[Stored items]
==============================

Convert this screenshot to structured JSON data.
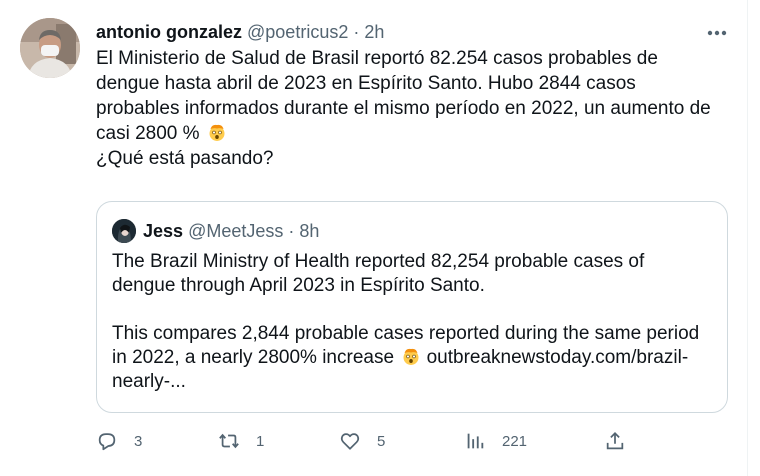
{
  "tweet": {
    "display_name": "antonio gonzalez",
    "handle": "@poetricus2",
    "separator": "·",
    "time": "2h",
    "avatar": "user-avatar-photo",
    "more_icon": "more-horizontal-icon",
    "text_lines": [
      "El Ministerio de Salud de Brasil reportó 82.254 casos probables de",
      "dengue hasta abril de 2023 en Espírito Santo. Hubo 2844 casos",
      "probables informados durante el mismo período en 2022, un aumento de",
      "casi 2800 %",
      "¿Qué está pasando?"
    ],
    "emoji": "exploding-head-emoji"
  },
  "quote": {
    "display_name": "Jess",
    "handle": "@MeetJess",
    "separator": "·",
    "time": "8h",
    "paragraph1": [
      "The Brazil Ministry of Health reported 82,254 probable cases of",
      "dengue through April 2023 in Espírito Santo."
    ],
    "paragraph2": [
      "This compares 2,844 probable cases reported during the same period",
      "in 2022, a nearly 2800% increase",
      "outbreaknewstoday.com/brazil-",
      "nearly-..."
    ]
  },
  "actions": {
    "replies": "3",
    "retweets": "1",
    "likes": "5",
    "views": "221",
    "icons": [
      "reply-icon",
      "retweet-icon",
      "like-icon",
      "views-icon",
      "share-icon"
    ]
  },
  "colors": {
    "text": "#0f1419",
    "secondary": "#536471",
    "border": "#cfd9de"
  }
}
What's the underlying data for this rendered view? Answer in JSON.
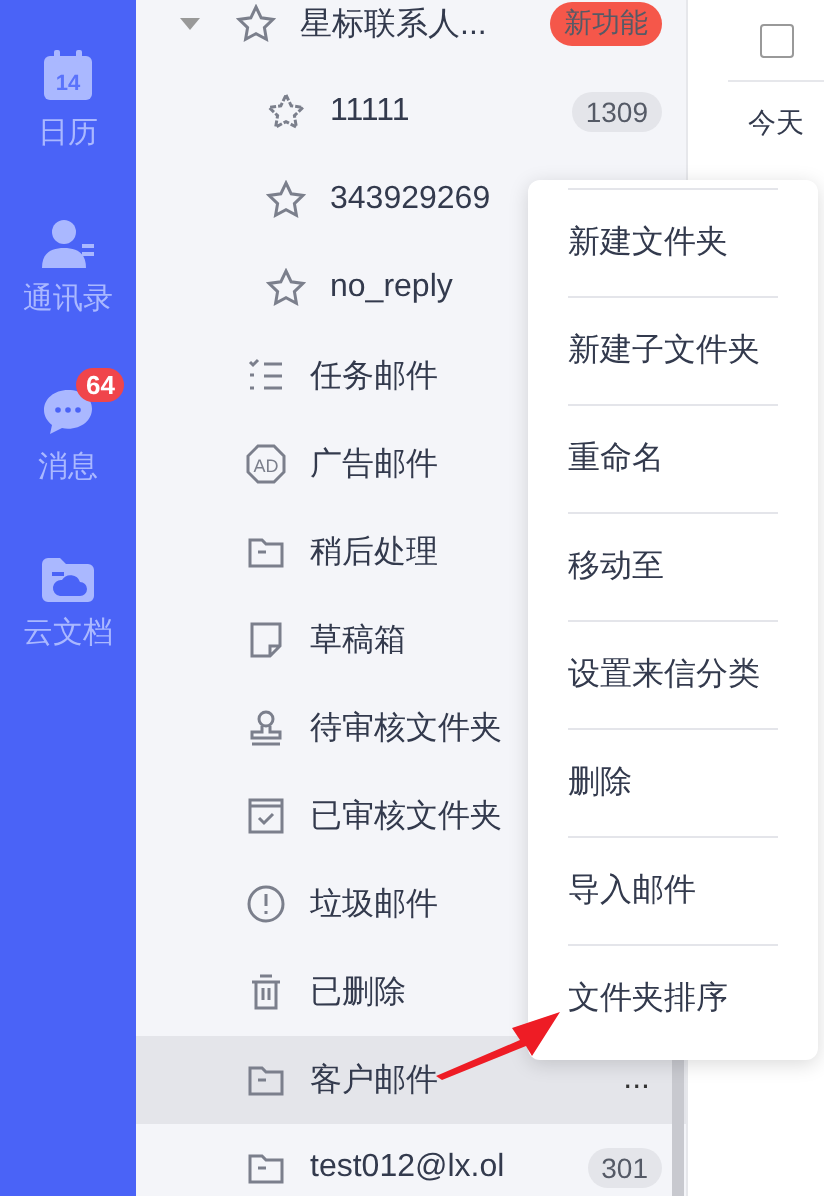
{
  "nav_rail": {
    "items": [
      {
        "label": "日历",
        "icon_text": "14"
      },
      {
        "label": "通讯录"
      },
      {
        "label": "消息",
        "badge": "64"
      },
      {
        "label": "云文档"
      }
    ]
  },
  "folders": [
    {
      "label": "星标联系人...",
      "expanded": true,
      "selected": false,
      "badge": {
        "text": "新功能",
        "color": "#f5574a"
      },
      "children": [
        {
          "label": "11111",
          "selected": false,
          "badge": {
            "text": "1309",
            "color": "#e4e5ea"
          }
        },
        {
          "label": "343929269",
          "selected": false
        },
        {
          "label": "no_reply",
          "selected": false
        }
      ]
    },
    {
      "label": "任务邮件",
      "selected": false
    },
    {
      "label": "广告邮件",
      "selected": false,
      "icon_text": "AD"
    },
    {
      "label": "稍后处理",
      "selected": false
    },
    {
      "label": "草稿箱",
      "selected": false
    },
    {
      "label": "待审核文件夹",
      "selected": false
    },
    {
      "label": "已审核文件夹",
      "selected": false
    },
    {
      "label": "垃圾邮件",
      "selected": false
    },
    {
      "label": "已删除",
      "selected": false
    },
    {
      "label": "客户邮件",
      "selected": true,
      "more": "..."
    },
    {
      "label": "test012@lx.ol",
      "selected": false,
      "badge": {
        "text": "301",
        "color": "#e4e5ea"
      }
    }
  ],
  "mail_pane": {
    "select_all": {
      "checked": false
    },
    "date_group": "今天"
  },
  "context_menu": {
    "items": [
      "新建文件夹",
      "新建子文件夹",
      "重命名",
      "移动至",
      "设置来信分类",
      "删除",
      "导入邮件",
      "文件夹排序"
    ]
  }
}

==============================

Given instruction:
Will you restate every entry word for word and omit the images?

In response:
Convert this screenshot to structured JSON data.
{
  "tweet": {
    "display_name": "antonio gonzalez",
    "handle": "@poetricus2",
    "separator": "·",
    "time": "2h",
    "avatar": "user-avatar-photo",
    "more_icon": "more-horizontal-icon",
    "text_lines": [
      "El Ministerio de Salud de Brasil reportó 82.254 casos probables de",
      "dengue hasta abril de 2023 en Espírito Santo. Hubo 2844 casos",
      "probables informados durante el mismo período en 2022, un aumento de",
      "casi 2800 %",
      "¿Qué está pasando?"
    ],
    "emoji": "exploding-head-emoji"
  },
  "quote": {
    "display_name": "Jess",
    "handle": "@MeetJess",
    "separator": "·",
    "time": "8h",
    "paragraph1": [
      "The Brazil Ministry of Health reported 82,254 probable cases of",
      "dengue through April 2023 in Espírito Santo."
    ],
    "paragraph2": [
      "This compares 2,844 probable cases reported during the same period",
      "in 2022, a nearly 2800% increase",
      "outbreaknewstoday.com/brazil-",
      "nearly-..."
    ]
  },
  "actions": {
    "replies": "3",
    "retweets": "1",
    "likes": "5",
    "views": "221",
    "icons": [
      "reply-icon",
      "retweet-icon",
      "like-icon",
      "views-icon",
      "share-icon"
    ]
  },
  "colors": {
    "text": "#0f1419",
    "secondary": "#536471",
    "border": "#cfd9de"
  }
}
What's the underlying data for this rendered view? Answer in JSON.
{
  "nav_rail": {
    "items": [
      {
        "label": "日历",
        "icon_text": "14"
      },
      {
        "label": "通讯录"
      },
      {
        "label": "消息",
        "badge": "64"
      },
      {
        "label": "云文档"
      }
    ]
  },
  "folders": [
    {
      "label": "星标联系人...",
      "expanded": true,
      "selected": false,
      "badge": {
        "text": "新功能",
        "color": "#f5574a"
      },
      "children": [
        {
          "label": "11111",
          "selected": false,
          "badge": {
            "text": "1309",
            "color": "#e4e5ea"
          }
        },
        {
          "label": "343929269",
          "selected": false
        },
        {
          "label": "no_reply",
          "selected": false
        }
      ]
    },
    {
      "label": "任务邮件",
      "selected": false
    },
    {
      "label": "广告邮件",
      "selected": false,
      "icon_text": "AD"
    },
    {
      "label": "稍后处理",
      "selected": false
    },
    {
      "label": "草稿箱",
      "selected": false
    },
    {
      "label": "待审核文件夹",
      "selected": false
    },
    {
      "label": "已审核文件夹",
      "selected": false
    },
    {
      "label": "垃圾邮件",
      "selected": false
    },
    {
      "label": "已删除",
      "selected": false
    },
    {
      "label": "客户邮件",
      "selected": true,
      "more": "..."
    },
    {
      "label": "test012@lx.ol",
      "selected": false,
      "badge": {
        "text": "301",
        "color": "#e4e5ea"
      }
    }
  ],
  "mail_pane": {
    "select_all": {
      "checked": false
    },
    "date_group": "今天"
  },
  "context_menu": {
    "items": [
      "新建文件夹",
      "新建子文件夹",
      "重命名",
      "移动至",
      "设置来信分类",
      "删除",
      "导入邮件",
      "文件夹排序"
    ]
  }
}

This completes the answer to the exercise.